▶ **REQUEST**:
Which lines contain the string "type"? Please list every one of them.
------------------------------------------------------------
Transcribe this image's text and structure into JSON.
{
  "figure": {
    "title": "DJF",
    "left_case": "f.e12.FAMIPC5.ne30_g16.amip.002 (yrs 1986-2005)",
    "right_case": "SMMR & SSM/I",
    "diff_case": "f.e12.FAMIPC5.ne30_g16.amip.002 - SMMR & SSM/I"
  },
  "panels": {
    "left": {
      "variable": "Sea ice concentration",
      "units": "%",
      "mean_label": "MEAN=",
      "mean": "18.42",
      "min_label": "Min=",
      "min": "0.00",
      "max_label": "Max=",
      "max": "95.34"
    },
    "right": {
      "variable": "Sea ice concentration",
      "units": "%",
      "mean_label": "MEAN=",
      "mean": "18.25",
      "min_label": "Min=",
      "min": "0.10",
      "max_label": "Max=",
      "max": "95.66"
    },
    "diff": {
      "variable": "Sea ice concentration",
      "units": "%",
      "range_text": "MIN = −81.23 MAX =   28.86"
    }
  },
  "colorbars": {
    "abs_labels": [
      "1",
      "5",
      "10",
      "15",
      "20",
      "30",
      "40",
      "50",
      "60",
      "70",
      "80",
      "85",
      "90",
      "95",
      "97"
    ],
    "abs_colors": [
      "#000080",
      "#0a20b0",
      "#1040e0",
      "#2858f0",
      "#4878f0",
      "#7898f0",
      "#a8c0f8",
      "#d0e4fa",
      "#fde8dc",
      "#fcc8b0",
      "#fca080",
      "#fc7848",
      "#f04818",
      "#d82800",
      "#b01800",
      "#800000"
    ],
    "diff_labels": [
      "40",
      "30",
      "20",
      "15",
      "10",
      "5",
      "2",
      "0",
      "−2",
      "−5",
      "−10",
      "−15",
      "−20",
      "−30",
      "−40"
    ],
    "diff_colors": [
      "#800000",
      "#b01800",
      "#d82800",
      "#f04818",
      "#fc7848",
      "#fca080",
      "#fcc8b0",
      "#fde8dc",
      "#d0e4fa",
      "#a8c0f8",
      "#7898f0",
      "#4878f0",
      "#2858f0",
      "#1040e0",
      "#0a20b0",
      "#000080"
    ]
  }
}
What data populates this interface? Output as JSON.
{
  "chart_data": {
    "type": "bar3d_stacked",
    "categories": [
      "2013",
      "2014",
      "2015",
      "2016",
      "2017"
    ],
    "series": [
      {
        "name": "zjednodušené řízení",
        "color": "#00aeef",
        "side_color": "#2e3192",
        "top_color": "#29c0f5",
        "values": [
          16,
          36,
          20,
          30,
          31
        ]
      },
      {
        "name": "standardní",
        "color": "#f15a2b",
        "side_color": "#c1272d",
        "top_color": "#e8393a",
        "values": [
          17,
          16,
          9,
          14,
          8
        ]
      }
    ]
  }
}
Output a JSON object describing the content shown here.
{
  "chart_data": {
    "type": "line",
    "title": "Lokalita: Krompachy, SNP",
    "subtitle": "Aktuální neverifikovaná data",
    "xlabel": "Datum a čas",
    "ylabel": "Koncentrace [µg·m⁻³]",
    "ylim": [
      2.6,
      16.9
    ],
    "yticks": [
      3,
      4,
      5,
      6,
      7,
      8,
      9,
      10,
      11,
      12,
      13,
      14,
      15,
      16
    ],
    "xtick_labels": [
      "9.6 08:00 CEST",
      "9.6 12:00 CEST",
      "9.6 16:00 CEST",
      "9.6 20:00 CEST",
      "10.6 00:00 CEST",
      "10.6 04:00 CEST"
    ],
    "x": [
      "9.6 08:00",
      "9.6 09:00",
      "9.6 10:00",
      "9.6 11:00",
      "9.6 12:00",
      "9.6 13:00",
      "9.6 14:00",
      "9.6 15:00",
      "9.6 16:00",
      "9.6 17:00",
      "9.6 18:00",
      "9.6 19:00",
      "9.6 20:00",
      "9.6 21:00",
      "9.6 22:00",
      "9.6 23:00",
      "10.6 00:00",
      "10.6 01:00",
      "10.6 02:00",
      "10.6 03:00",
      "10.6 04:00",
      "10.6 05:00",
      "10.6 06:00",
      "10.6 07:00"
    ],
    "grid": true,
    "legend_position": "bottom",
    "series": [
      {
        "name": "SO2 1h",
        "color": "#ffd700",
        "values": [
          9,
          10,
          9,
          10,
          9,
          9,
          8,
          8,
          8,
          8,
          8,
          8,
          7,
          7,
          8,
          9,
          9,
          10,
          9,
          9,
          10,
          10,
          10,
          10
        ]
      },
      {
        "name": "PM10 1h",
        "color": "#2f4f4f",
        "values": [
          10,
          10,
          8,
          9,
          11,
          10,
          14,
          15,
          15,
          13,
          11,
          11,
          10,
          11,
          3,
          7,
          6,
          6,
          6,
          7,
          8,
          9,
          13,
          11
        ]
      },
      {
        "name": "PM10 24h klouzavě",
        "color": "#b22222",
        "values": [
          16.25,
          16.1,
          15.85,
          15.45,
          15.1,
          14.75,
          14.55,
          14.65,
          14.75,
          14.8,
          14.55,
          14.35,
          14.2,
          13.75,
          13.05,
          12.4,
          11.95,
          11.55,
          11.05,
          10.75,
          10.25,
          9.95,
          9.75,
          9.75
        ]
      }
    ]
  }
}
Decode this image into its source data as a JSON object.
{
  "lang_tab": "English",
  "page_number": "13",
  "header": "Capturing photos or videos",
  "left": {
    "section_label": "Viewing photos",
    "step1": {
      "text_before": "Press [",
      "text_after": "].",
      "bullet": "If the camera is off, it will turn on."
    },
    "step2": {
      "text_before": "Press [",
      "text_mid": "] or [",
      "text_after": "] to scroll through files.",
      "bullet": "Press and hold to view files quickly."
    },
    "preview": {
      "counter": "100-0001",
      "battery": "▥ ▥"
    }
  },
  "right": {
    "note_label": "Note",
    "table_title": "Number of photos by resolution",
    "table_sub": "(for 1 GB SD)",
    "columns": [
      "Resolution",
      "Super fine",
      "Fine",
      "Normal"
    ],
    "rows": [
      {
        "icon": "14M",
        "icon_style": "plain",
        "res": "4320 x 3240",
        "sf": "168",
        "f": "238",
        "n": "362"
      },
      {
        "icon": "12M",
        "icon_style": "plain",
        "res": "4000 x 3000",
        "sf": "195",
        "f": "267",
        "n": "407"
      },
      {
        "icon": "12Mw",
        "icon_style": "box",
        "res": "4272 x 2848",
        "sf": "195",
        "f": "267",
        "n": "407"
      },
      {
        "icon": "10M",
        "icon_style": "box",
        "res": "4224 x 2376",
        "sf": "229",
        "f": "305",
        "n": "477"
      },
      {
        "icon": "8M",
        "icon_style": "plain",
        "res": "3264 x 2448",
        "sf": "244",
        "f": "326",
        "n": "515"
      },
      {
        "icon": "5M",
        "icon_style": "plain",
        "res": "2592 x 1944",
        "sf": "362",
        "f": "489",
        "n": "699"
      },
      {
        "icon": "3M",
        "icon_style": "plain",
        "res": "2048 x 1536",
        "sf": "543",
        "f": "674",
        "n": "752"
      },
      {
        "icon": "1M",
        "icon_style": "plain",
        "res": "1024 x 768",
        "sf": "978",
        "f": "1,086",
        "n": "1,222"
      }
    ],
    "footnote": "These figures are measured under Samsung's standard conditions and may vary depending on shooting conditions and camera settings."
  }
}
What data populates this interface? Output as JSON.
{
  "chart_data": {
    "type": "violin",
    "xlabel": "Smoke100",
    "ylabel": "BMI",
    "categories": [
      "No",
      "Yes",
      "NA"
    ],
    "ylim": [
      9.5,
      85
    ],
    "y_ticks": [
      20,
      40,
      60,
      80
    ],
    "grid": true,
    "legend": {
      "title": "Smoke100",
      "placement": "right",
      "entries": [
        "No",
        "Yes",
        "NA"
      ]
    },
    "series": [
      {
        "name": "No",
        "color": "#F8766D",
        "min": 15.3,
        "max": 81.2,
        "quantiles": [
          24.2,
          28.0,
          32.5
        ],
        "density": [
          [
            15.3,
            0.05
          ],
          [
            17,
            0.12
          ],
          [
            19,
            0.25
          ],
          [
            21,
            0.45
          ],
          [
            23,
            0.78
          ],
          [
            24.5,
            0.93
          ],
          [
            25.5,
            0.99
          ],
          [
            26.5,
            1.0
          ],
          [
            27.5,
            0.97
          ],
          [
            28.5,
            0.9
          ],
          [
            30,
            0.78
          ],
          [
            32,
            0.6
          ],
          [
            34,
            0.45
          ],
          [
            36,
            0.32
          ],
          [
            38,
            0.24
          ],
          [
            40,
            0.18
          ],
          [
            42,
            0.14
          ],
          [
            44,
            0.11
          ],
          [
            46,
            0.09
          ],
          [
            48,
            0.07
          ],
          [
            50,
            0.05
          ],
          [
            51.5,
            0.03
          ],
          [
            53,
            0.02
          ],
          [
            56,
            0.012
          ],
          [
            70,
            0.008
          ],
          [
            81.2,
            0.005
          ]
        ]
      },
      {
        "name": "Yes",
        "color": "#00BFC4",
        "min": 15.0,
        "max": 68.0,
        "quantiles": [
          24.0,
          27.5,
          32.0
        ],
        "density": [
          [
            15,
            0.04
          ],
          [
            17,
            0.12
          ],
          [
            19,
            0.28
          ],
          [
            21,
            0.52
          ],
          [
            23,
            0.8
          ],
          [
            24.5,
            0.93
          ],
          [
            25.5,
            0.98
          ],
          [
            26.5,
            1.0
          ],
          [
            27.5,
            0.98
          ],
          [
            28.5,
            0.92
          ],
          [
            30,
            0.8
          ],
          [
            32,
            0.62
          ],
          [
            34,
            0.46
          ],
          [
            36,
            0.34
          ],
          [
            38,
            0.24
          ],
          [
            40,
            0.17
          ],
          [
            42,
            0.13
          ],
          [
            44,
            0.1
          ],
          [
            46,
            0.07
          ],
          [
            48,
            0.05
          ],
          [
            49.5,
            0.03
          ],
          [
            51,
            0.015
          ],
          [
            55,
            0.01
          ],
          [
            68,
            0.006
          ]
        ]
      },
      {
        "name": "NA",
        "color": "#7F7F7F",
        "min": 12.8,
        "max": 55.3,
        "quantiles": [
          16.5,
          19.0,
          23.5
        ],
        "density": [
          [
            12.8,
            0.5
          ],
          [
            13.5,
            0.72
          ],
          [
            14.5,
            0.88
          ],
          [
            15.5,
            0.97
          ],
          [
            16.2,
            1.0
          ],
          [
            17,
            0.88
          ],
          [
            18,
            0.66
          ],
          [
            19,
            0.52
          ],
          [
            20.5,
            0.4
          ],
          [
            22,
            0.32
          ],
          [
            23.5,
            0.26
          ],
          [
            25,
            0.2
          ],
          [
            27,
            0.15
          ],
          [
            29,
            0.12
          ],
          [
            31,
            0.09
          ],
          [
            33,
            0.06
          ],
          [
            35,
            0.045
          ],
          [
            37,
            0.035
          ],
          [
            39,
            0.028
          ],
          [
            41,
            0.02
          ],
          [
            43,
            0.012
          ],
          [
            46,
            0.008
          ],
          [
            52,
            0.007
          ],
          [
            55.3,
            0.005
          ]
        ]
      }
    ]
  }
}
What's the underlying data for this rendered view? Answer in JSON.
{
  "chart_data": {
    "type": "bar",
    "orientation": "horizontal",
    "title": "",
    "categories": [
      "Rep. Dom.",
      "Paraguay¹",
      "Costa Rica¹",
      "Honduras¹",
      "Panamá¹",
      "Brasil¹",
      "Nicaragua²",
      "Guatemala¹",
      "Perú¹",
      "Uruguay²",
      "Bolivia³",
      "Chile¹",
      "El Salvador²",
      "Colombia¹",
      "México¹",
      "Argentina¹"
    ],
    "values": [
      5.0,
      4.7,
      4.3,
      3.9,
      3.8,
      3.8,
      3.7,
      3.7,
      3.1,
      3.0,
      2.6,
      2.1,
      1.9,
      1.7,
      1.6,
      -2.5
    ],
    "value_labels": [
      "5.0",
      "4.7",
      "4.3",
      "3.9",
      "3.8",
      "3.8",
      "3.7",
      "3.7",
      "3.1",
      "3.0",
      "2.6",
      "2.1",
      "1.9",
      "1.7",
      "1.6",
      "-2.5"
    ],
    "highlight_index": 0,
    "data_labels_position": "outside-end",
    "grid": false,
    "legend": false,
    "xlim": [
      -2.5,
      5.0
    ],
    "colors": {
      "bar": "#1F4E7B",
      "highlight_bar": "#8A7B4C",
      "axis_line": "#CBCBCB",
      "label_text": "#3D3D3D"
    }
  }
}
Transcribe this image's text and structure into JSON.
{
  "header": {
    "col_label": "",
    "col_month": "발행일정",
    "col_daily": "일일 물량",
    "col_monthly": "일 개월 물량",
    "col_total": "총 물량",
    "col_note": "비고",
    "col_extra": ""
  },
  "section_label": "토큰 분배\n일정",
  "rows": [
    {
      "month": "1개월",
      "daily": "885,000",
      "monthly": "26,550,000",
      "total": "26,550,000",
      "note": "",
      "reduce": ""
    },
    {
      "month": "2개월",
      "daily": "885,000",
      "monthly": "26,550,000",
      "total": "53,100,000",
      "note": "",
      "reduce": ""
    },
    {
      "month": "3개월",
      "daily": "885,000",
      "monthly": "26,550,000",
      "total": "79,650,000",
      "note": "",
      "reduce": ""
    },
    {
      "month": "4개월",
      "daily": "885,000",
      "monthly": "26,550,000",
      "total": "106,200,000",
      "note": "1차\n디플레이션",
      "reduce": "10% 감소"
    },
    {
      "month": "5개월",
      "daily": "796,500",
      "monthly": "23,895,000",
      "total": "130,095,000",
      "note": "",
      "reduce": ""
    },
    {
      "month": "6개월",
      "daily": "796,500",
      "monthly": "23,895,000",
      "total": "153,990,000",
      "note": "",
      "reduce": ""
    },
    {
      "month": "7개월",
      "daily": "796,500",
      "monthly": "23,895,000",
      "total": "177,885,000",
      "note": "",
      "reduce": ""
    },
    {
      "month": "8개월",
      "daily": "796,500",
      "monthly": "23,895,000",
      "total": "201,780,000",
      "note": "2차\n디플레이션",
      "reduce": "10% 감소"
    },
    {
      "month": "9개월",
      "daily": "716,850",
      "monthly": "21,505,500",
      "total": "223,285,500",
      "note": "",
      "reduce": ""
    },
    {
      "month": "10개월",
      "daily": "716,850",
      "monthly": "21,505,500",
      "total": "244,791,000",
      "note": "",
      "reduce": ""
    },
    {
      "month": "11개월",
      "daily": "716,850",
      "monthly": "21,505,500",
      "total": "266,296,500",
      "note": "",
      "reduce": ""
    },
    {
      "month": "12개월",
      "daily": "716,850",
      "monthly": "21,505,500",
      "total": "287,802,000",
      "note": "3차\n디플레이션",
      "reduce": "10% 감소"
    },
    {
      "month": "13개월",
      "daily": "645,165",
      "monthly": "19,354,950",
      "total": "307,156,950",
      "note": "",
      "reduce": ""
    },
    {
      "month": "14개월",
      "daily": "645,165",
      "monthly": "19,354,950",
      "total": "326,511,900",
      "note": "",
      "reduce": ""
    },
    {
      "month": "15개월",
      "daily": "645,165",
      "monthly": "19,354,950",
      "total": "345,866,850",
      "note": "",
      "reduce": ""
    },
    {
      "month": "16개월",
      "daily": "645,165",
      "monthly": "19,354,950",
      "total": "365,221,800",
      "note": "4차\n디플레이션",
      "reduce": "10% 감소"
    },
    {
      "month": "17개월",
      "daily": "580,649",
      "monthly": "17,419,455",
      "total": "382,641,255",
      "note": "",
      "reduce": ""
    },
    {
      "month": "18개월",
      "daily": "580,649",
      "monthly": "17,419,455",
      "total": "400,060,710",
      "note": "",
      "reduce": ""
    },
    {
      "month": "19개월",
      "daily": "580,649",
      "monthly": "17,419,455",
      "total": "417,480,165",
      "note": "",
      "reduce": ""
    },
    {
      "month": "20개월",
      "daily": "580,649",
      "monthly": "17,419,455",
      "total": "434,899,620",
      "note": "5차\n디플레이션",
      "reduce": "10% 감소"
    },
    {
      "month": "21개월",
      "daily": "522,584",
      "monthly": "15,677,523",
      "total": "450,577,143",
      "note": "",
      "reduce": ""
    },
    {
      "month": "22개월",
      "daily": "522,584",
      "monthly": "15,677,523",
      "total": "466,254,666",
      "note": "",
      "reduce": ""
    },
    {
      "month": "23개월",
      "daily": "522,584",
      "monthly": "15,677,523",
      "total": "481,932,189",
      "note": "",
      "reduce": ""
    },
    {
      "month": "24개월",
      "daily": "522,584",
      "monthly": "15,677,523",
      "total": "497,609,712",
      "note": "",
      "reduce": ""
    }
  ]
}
------------------------------------------------------------
▶ **ANSWER TO THE PROBLEM**:
    "type": "bar3d_stacked",
    "type": "line",
    "type": "violin",
    "type": "bar",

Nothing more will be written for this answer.